-- START Dataset entries --

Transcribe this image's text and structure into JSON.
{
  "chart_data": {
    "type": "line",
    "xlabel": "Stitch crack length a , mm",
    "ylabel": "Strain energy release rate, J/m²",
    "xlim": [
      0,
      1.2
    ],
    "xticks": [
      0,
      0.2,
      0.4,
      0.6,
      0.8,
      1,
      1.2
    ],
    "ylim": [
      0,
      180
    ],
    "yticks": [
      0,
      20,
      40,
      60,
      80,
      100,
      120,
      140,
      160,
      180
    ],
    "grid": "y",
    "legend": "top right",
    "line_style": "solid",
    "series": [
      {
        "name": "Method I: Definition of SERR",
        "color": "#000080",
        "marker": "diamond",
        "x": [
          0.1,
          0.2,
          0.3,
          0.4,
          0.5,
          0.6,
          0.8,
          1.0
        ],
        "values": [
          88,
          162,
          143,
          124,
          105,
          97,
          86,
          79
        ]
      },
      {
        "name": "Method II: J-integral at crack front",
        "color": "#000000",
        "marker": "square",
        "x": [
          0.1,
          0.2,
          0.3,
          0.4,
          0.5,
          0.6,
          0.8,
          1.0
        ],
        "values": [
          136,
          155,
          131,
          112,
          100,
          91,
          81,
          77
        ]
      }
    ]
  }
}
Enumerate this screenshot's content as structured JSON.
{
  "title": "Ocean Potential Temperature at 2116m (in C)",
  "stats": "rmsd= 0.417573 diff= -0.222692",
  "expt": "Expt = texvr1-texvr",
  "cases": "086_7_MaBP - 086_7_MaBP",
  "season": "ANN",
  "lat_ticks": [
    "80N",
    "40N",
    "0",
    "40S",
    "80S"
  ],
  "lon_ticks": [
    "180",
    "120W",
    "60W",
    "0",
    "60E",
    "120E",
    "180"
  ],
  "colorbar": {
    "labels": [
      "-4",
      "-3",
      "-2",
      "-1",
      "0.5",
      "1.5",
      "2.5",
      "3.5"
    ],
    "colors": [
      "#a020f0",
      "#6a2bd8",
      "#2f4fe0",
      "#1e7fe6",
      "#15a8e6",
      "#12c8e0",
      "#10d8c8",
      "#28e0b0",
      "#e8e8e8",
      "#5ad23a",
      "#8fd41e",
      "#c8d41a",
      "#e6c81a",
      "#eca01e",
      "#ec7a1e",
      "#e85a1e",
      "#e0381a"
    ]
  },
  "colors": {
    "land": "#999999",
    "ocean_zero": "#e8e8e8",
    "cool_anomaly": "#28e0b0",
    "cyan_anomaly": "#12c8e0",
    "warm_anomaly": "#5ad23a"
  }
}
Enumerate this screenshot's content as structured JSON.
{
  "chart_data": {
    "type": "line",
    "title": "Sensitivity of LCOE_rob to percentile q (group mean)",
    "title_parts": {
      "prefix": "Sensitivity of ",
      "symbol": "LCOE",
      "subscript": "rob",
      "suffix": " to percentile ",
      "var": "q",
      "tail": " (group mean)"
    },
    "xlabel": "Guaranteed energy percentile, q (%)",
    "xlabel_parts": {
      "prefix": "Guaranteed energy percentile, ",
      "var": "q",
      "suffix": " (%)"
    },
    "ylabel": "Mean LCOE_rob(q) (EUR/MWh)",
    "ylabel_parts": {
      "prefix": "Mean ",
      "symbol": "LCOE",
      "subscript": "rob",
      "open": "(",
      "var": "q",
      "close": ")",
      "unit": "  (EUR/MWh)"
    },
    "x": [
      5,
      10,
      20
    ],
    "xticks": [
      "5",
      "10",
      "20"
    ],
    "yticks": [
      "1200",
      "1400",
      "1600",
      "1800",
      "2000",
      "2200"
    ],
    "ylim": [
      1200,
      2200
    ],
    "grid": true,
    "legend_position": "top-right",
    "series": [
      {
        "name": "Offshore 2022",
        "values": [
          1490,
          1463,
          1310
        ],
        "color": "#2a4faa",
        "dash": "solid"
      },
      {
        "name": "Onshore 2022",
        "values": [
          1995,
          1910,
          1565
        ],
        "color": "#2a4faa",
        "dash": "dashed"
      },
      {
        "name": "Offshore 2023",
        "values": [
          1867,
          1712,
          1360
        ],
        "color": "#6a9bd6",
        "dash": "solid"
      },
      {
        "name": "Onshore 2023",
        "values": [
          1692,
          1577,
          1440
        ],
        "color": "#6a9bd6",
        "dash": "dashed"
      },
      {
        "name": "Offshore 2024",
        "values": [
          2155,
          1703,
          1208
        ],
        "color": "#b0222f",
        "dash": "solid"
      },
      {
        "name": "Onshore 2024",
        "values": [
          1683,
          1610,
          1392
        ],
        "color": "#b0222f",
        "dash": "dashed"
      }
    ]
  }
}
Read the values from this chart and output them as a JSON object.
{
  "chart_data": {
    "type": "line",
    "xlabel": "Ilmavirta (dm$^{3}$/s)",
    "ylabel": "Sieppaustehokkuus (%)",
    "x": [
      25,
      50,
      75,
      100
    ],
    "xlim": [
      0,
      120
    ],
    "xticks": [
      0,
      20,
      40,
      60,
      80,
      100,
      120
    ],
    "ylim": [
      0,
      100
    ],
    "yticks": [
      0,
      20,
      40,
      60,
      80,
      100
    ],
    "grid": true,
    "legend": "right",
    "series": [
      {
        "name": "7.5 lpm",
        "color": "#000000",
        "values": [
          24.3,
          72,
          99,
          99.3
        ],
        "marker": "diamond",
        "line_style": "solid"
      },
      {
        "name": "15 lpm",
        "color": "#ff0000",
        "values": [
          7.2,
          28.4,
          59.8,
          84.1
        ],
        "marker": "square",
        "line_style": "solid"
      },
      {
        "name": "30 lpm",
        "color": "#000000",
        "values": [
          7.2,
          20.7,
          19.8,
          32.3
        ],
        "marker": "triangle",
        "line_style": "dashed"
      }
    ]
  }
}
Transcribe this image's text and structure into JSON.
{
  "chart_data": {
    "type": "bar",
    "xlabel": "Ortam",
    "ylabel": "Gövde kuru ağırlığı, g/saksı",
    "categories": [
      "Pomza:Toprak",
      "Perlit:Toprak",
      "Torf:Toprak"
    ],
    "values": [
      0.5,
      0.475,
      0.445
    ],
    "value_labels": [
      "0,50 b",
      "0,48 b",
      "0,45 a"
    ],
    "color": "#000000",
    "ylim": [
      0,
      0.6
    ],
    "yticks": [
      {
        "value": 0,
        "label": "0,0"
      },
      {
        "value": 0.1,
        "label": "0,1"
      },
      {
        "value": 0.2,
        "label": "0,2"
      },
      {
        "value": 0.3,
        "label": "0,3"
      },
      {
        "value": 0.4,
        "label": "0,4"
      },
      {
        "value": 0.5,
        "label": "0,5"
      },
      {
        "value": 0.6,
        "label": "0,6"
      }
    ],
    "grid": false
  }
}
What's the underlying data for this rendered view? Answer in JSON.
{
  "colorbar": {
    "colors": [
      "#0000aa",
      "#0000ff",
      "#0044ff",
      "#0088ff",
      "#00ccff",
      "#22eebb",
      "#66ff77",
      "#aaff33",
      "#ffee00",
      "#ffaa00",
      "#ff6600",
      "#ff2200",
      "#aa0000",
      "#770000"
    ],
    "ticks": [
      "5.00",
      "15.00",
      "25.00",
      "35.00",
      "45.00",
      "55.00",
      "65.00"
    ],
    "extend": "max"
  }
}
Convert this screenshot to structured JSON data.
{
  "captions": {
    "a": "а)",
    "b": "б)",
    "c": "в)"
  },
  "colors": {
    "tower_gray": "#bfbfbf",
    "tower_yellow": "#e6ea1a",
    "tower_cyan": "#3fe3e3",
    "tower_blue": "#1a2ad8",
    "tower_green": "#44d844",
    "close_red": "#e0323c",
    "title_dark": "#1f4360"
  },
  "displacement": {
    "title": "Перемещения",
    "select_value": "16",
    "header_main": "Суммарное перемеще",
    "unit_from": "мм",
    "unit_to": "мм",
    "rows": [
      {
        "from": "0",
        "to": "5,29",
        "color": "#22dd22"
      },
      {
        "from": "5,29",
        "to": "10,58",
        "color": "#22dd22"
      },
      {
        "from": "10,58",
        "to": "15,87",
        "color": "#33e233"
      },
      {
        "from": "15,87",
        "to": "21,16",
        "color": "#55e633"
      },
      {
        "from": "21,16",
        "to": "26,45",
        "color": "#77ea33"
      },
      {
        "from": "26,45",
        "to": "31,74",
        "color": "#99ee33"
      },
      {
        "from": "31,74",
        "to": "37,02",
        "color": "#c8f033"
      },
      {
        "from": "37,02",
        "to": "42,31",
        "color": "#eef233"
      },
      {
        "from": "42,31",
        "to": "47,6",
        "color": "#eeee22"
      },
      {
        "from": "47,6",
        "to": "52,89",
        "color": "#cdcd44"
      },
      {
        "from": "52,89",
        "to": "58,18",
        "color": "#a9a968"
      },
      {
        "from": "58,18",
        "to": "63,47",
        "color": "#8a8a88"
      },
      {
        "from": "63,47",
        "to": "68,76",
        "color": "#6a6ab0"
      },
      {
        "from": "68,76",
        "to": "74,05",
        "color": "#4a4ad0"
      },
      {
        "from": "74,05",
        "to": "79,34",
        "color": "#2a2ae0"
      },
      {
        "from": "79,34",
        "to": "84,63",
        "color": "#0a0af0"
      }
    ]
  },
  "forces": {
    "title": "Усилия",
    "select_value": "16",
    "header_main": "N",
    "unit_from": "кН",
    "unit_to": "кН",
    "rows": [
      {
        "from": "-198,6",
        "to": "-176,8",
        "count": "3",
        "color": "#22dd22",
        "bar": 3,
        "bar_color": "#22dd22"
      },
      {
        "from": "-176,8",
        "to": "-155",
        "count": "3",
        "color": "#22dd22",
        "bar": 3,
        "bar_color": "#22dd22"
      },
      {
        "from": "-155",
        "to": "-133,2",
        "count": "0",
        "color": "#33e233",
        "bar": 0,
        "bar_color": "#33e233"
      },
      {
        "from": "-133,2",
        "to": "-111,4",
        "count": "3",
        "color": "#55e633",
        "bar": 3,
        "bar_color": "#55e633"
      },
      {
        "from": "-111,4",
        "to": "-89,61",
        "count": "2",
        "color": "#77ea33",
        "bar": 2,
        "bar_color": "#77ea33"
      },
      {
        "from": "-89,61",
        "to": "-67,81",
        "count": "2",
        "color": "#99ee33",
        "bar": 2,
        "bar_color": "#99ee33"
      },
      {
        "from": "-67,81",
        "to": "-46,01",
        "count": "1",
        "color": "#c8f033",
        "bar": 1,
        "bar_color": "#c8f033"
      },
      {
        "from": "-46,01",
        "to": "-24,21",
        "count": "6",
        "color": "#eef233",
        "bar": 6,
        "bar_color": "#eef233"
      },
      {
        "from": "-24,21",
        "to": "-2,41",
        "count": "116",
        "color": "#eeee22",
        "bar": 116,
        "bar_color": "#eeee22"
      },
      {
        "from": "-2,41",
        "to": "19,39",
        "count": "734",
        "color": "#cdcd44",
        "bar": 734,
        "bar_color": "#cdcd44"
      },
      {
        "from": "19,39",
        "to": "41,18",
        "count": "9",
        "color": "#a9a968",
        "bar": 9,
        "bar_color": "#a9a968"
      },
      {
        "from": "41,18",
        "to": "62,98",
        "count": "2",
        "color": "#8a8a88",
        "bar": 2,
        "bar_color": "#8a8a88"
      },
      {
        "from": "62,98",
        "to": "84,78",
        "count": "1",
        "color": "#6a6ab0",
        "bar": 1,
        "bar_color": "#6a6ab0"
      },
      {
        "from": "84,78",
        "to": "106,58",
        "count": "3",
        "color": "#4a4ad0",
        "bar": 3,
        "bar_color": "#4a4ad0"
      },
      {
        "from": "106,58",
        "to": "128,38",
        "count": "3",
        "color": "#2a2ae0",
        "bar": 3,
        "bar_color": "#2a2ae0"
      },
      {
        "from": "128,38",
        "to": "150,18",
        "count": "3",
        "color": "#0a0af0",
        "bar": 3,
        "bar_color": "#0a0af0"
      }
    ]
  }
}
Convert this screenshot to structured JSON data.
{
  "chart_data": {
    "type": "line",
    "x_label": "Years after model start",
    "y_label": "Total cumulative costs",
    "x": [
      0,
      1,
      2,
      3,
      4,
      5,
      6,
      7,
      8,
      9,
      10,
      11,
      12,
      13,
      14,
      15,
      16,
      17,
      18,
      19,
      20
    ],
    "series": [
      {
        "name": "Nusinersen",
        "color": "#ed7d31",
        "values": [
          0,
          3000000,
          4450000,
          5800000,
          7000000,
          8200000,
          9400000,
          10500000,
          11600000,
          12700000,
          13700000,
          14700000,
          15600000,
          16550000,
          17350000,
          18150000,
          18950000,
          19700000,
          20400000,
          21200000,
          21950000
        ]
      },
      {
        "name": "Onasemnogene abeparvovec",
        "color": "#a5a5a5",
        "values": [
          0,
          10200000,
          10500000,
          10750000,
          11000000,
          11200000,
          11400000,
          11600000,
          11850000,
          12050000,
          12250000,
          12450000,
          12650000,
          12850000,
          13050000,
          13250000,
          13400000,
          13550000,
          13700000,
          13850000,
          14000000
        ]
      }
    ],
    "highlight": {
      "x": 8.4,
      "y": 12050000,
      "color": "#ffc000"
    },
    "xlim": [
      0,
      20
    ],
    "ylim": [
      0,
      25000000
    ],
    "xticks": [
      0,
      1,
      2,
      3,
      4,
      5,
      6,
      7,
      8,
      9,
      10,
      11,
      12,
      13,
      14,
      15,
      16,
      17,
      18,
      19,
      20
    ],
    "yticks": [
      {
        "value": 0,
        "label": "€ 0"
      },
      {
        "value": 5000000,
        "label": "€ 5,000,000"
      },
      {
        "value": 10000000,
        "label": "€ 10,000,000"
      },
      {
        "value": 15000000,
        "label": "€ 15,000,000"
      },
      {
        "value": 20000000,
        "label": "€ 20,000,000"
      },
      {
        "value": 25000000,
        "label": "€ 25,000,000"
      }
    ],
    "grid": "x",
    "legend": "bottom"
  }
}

-- END Dataset entries --

Work to complete: Extract all lines that hold the word "Sensitivity".

Completed exercise:
    "title": "Sensitivity of LCOE_rob to percentile q (group mean)",
      "prefix": "Sensitivity of ",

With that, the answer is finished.